M. le président. « Art. 5. - L'article 21-11 du code civil est ainsi rédigé :
« Art. 21-11. - L'enfant mineur né en France de parents étrangers peut à partir de l'âge de seize ans réclamer la nationalité française par déclaration, dans les conditions prévues aux articles 26 et suivants si, au moment de sa déclaration, il a en France sa résidence et s'il a eu sa résidence habituelle en France pendant une période continue ou discontinue d'au moins cinq ans, depuis l'âge de onze ans.
« Dans les mêmes conditions, la nationalité française peut être réclamée, au nom de l'enfant mineur né en France de parents étrangers, à partir de l'âge de treize ans et avec son consentement personnel, la condition de résidence habituelle en France devant alors être remplie à partir de l'âge de huit ans. »
Sur l'article, la parole est à Mme Dusseau.
Mme Joëlle Dusseau. L'article 5 permet à l'enfant mineur de seize ans de réclamer la nationalité française par déclaration à certaines conditions et autorise les parents étrangers à réclamer cette nationalité pour leur enfant à partir de treize ans avec le consentement de ce dernier.
La situation est donc un peu complexe avec, d'une part, ce que le Gouvernement présente comme une automaticité et, d'autre part, la réclamation par les parents parlant au nom de l'enfant, ce qui semble déjà contradictoire.
On peut également s'interroger sur l'âge retenu : pourquoi seize ans, pourquoi treize ans, pourquoi pas plus tôt ? Comme j'ai eu l'occasion de le dire à plusieurs reprises, il faut que les enfants nés en France de parents étrangers puissent, soit par déclaration des parents, soit automatiquement - j'ai déposé deux amendements en ce sens - devenir français.

··········

§ **Consigne de l'exercice**
Pourriez-vous retaper intégralement et à l'identique l'extrait ci-dessus, consacré au débat sur l'article 21-11 du code civil ?

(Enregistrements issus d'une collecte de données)
··········

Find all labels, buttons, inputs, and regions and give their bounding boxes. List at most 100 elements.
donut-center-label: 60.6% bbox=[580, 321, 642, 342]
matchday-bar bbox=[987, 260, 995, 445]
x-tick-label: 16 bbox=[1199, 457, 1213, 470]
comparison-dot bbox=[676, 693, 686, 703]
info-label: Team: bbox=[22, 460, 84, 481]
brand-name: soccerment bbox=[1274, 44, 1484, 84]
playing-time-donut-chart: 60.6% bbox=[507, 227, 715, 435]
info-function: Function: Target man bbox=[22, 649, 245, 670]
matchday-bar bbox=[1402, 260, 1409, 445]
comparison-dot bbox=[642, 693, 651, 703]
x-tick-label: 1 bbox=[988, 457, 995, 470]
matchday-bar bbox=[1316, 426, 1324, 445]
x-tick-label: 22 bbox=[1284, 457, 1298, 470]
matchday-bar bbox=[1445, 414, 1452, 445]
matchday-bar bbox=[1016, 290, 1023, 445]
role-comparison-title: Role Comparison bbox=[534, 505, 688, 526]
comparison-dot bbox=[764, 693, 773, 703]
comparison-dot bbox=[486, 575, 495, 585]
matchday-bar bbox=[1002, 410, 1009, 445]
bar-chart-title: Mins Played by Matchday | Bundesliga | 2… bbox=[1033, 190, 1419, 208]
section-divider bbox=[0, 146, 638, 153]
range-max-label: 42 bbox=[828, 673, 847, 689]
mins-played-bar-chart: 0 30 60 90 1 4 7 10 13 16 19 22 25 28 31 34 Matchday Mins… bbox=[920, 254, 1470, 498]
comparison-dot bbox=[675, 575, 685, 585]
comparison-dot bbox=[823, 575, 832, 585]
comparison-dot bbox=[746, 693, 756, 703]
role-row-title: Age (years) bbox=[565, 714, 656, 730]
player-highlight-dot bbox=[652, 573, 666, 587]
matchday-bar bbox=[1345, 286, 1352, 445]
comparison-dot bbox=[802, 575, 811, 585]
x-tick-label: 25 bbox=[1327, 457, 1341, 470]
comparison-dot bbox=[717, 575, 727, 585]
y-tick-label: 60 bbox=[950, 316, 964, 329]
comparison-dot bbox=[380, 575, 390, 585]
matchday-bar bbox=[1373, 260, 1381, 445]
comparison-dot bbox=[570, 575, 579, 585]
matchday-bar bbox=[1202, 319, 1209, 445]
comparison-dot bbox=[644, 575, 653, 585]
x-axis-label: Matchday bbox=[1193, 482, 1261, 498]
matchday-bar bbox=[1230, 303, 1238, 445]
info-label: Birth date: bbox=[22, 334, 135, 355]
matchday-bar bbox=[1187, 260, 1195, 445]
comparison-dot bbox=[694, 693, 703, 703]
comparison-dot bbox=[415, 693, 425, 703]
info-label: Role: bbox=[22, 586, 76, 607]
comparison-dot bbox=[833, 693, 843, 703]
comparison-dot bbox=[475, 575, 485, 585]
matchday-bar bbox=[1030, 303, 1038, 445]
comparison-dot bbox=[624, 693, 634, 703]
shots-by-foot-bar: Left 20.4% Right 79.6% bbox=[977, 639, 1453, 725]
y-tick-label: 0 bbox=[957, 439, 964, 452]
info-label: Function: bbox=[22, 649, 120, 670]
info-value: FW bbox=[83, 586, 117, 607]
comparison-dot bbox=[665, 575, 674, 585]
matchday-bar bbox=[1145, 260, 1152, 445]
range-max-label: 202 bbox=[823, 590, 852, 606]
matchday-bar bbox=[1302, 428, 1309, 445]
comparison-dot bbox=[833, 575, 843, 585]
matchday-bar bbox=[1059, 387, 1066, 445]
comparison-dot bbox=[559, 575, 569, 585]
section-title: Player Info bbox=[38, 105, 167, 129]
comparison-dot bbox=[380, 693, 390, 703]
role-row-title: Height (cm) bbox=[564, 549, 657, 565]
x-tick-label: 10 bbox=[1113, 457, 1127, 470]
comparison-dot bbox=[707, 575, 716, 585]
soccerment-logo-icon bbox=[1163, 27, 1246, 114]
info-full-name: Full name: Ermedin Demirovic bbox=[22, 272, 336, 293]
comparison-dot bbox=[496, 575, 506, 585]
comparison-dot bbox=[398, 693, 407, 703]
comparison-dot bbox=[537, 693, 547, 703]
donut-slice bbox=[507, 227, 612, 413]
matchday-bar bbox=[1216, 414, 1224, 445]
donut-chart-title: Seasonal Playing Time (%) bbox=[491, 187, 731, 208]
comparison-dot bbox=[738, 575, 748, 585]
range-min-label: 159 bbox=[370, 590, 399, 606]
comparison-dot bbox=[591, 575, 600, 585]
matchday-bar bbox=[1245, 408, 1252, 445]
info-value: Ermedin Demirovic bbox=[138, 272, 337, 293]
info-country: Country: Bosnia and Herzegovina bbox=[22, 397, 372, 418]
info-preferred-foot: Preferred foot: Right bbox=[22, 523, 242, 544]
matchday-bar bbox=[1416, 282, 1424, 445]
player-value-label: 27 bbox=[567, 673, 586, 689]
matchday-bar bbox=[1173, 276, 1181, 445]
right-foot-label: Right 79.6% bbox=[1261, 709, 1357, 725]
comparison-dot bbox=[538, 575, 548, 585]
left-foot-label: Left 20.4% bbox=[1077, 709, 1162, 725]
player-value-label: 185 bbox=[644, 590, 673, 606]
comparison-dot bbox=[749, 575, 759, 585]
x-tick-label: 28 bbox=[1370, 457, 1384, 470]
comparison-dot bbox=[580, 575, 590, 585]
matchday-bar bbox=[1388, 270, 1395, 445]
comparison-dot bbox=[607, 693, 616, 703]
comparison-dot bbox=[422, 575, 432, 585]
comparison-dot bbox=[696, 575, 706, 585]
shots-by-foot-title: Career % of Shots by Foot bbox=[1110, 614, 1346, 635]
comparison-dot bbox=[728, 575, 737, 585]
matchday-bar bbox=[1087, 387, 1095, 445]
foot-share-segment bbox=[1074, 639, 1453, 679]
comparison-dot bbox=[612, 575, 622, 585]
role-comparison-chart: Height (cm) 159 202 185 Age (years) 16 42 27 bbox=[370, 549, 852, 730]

··········

§ **Réponse à l'exercice**
M. le président. « Art. 5. - L'article 21-11 du code civil est ainsi rédigé :
« Art. 21-11. - L'enfant mineur né en France de parents étrangers peut à partir de l'âge de seize ans réclamer la nationalité française par déclaration, dans les conditions prévues aux articles 26 et suivants si, au moment de sa déclaration, il a en France sa résidence et s'il a eu sa résidence habituelle en France pendant une période continue ou discontinue d'au moins cinq ans, depuis l'âge de onze ans.
« Dans les mêmes conditions, la nationalité française peut être réclamée, au nom de l'enfant mineur né en France de parents étrangers, à partir de l'âge de treize ans et avec son consentement personnel, la condition de résidence habituelle en France devant alors être remplie à partir de l'âge de huit ans. »
Sur l'article, la parole est à Mme Dusseau.
Mme Joëlle Dusseau. L'article 5 permet à l'enfant mineur de seize ans de réclamer la nationalité française par déclaration à certaines conditions et autorise les parents étrangers à réclamer cette nationalité pour leur enfant à partir de treize ans avec le consentement de ce dernier.
La situation est donc un peu complexe avec, d'une part, ce que le Gouvernement présente comme une automaticité et, d'autre part, la réclamation par les parents parlant au nom de l'enfant, ce qui semble déjà contradictoire.
On peut également s'interroger sur l'âge retenu : pourquoi seize ans, pourquoi treize ans, pourquoi pas plus tôt ? Comme j'ai eu l'occasion de le dire à plusieurs reprises, il faut que les enfants nés en France de parents étrangers puissent, soit par déclaration des parents, soit automatiquement - j'ai déposé deux amendements en ce sens - devenir français.